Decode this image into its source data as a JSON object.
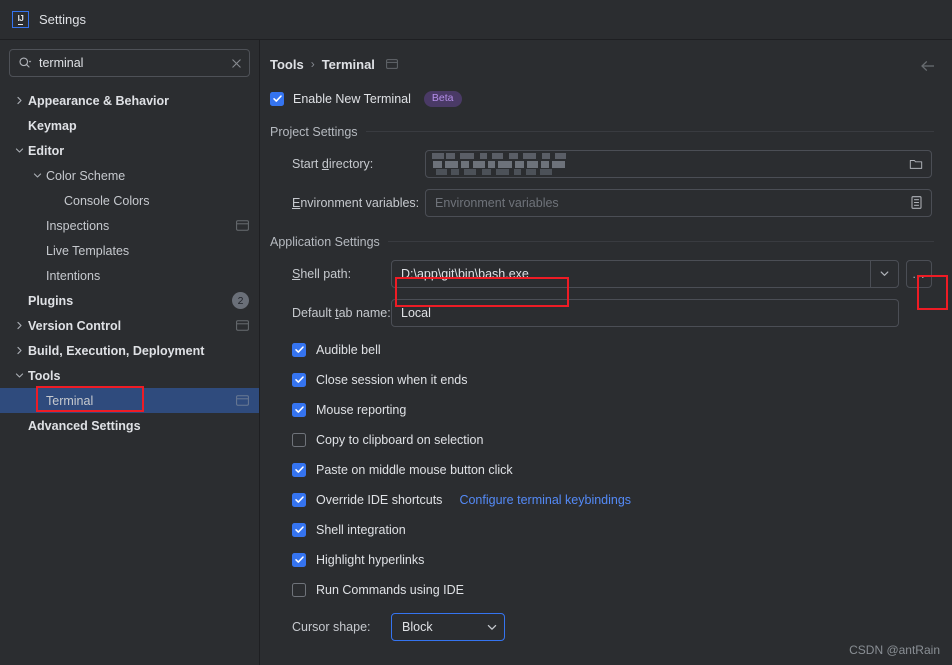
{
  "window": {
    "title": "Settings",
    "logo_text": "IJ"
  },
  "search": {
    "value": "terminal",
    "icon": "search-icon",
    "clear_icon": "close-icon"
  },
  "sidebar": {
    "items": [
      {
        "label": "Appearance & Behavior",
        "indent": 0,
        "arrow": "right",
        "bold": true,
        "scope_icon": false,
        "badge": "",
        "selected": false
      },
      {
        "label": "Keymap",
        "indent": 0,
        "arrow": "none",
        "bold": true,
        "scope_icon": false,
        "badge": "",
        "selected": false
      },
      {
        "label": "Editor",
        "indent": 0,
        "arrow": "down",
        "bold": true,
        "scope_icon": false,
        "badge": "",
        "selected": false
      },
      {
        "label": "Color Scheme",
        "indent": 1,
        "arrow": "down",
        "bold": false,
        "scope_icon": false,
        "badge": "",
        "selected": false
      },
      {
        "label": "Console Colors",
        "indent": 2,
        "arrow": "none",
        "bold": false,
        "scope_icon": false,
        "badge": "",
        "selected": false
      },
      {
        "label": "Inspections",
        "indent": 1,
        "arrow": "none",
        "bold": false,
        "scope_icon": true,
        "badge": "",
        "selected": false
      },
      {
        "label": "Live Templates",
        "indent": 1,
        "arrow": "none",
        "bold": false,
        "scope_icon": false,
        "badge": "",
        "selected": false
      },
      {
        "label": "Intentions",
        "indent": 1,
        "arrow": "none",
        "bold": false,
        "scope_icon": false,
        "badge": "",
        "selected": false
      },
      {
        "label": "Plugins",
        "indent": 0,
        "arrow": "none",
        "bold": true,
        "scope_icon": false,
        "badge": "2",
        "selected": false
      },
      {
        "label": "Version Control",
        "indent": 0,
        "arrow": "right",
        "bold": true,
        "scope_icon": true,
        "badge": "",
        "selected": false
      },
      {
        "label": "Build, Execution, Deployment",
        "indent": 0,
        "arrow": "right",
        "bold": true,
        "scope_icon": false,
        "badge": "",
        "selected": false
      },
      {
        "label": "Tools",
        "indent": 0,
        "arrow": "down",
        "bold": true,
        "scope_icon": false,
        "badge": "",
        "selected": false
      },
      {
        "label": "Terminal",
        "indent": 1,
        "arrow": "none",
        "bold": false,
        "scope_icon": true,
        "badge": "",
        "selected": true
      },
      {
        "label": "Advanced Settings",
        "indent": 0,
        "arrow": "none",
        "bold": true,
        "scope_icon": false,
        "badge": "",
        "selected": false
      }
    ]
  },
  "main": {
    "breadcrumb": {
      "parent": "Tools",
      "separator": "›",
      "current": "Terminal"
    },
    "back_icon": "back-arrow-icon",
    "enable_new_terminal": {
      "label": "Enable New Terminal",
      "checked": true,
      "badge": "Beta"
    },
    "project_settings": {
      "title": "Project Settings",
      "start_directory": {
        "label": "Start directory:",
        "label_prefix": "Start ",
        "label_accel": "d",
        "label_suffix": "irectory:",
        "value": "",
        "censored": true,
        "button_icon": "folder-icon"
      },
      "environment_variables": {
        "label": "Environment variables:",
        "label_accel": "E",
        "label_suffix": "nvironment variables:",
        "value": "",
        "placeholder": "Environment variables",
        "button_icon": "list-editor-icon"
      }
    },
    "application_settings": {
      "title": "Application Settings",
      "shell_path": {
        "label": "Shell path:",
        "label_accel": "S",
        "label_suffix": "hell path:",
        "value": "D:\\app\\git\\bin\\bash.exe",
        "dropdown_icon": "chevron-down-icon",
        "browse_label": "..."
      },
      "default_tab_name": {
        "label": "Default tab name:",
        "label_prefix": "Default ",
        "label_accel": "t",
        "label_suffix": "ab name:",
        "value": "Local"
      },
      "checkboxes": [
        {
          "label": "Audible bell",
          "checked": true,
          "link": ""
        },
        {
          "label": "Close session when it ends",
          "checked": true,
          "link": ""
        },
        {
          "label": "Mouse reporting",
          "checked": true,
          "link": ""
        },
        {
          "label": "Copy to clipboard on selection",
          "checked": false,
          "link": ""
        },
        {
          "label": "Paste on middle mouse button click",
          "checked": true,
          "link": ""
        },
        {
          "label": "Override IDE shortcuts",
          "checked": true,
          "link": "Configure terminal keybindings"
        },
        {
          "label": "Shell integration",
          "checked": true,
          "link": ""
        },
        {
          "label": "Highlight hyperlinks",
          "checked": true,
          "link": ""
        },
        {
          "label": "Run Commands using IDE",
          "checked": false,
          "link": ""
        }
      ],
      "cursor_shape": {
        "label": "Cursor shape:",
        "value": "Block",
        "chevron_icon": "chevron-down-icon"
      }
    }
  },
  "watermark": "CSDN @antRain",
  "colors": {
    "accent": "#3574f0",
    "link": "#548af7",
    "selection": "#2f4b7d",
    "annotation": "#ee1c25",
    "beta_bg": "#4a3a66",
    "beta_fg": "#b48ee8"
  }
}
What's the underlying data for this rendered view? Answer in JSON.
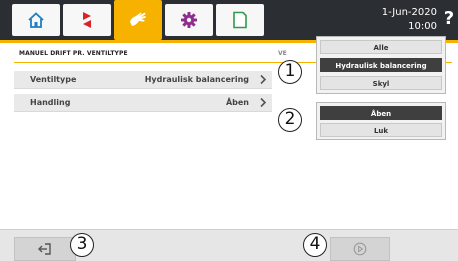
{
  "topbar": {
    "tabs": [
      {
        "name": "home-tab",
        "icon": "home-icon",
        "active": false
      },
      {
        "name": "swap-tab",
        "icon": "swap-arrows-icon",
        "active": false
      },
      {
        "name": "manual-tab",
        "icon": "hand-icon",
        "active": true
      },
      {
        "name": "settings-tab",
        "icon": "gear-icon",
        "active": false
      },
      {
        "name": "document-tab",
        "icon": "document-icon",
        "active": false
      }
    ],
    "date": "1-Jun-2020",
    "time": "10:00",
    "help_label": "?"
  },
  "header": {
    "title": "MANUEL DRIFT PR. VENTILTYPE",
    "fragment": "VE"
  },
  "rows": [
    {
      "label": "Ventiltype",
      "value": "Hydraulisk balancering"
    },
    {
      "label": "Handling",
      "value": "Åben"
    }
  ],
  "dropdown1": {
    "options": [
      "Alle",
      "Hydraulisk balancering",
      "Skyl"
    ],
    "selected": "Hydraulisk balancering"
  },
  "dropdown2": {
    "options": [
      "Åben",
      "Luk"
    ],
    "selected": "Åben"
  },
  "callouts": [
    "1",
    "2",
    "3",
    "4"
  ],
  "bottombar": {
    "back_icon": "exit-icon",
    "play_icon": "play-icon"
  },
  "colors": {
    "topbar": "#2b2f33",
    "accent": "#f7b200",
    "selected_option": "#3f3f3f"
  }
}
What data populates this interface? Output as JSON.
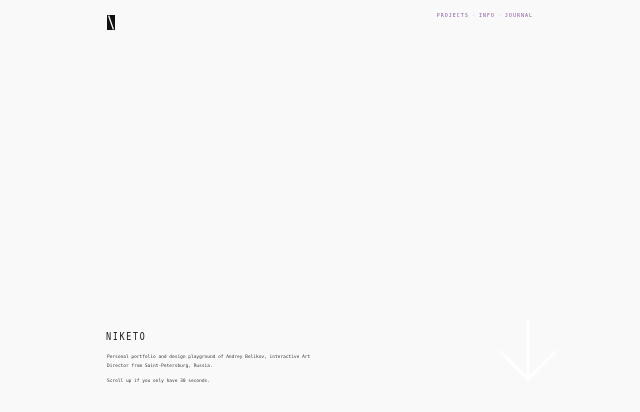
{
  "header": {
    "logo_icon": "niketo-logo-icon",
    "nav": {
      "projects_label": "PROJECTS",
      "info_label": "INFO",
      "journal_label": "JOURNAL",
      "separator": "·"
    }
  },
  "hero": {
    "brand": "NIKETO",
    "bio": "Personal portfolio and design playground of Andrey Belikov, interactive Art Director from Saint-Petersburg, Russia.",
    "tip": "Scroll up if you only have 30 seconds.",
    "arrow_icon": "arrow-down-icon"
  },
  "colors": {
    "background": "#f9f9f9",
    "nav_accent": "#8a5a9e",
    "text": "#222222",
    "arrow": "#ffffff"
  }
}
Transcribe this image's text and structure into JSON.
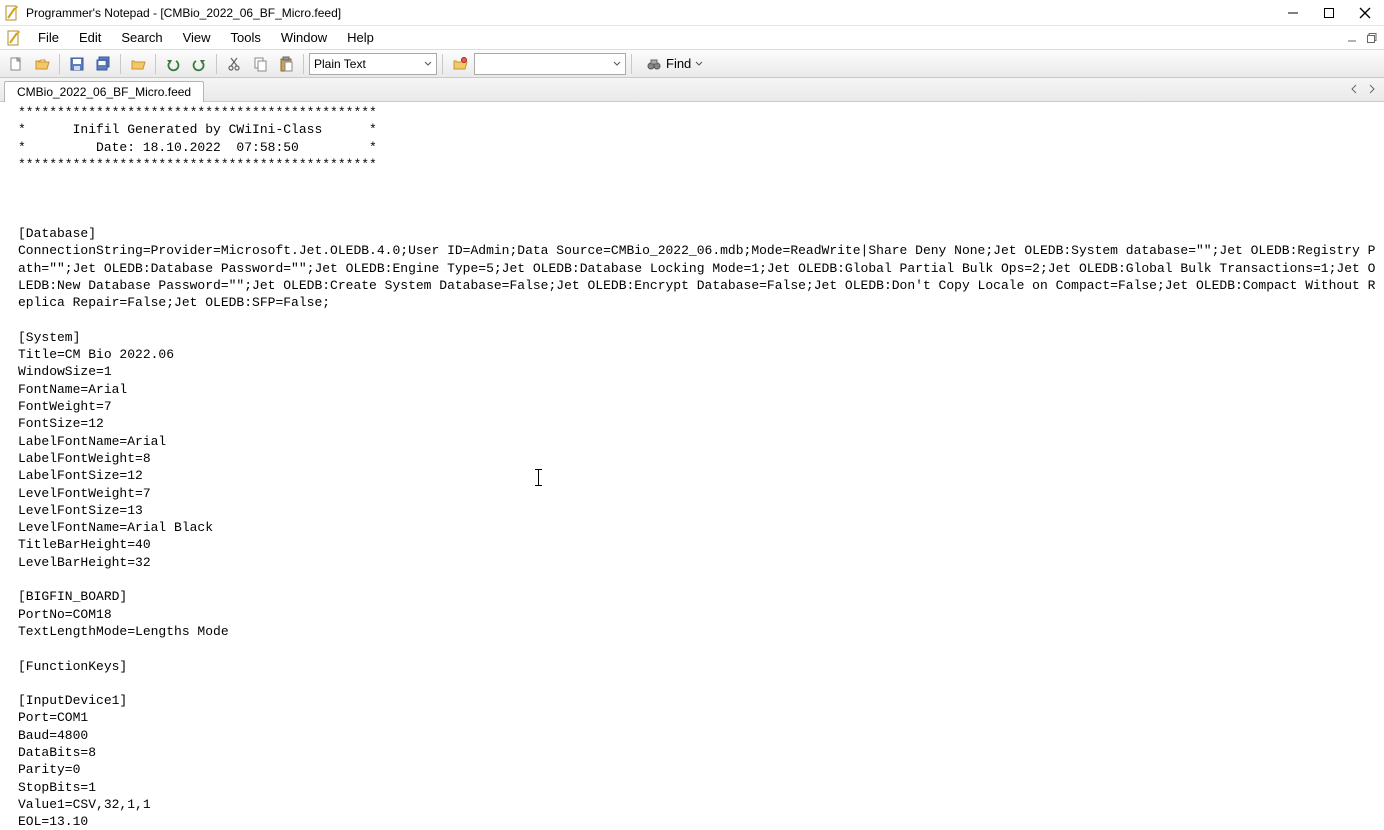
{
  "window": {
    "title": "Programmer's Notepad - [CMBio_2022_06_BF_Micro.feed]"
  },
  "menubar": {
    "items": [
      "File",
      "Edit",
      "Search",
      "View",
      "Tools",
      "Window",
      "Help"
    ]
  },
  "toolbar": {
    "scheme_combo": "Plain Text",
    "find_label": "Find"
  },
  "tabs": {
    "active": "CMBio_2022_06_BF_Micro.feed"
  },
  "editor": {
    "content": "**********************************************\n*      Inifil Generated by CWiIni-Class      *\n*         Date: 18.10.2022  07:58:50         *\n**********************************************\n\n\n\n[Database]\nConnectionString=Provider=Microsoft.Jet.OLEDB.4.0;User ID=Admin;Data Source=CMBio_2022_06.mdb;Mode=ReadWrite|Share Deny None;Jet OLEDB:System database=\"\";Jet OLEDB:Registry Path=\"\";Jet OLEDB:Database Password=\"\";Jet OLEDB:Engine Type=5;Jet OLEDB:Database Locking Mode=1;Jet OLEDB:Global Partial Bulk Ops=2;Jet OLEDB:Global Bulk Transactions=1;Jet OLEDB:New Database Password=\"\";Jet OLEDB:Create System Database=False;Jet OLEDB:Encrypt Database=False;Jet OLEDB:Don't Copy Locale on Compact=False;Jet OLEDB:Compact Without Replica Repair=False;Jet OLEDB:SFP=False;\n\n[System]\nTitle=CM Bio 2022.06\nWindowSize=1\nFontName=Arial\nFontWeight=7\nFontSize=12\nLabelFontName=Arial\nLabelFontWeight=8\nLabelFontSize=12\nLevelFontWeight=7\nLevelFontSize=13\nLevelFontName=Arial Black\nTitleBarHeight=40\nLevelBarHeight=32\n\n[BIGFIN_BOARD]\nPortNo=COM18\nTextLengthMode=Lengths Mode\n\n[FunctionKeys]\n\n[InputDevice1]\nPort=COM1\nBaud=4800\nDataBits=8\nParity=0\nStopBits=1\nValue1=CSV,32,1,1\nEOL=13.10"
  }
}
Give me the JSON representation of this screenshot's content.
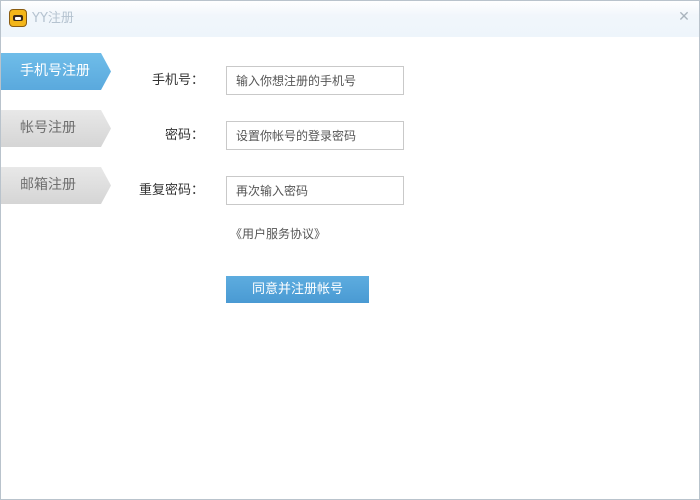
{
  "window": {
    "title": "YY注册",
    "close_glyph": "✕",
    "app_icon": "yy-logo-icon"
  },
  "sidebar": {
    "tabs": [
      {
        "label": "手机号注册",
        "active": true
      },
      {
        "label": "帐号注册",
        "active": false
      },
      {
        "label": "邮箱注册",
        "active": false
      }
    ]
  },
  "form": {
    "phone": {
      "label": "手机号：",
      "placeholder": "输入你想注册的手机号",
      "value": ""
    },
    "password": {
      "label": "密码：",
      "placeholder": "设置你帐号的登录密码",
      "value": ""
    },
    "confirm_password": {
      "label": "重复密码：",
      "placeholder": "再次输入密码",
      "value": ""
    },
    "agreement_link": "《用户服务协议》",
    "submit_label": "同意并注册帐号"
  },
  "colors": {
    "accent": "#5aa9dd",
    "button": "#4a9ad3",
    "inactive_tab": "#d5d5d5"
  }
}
= = =
## Instructions to follow
Above are the records. Identify each line that contains the word "Hydraulisk".

## Task result
      "value": "Hydraulisk balancering"
      "Hydraulisk balancering",
    "selected": "Hydraulisk balancering"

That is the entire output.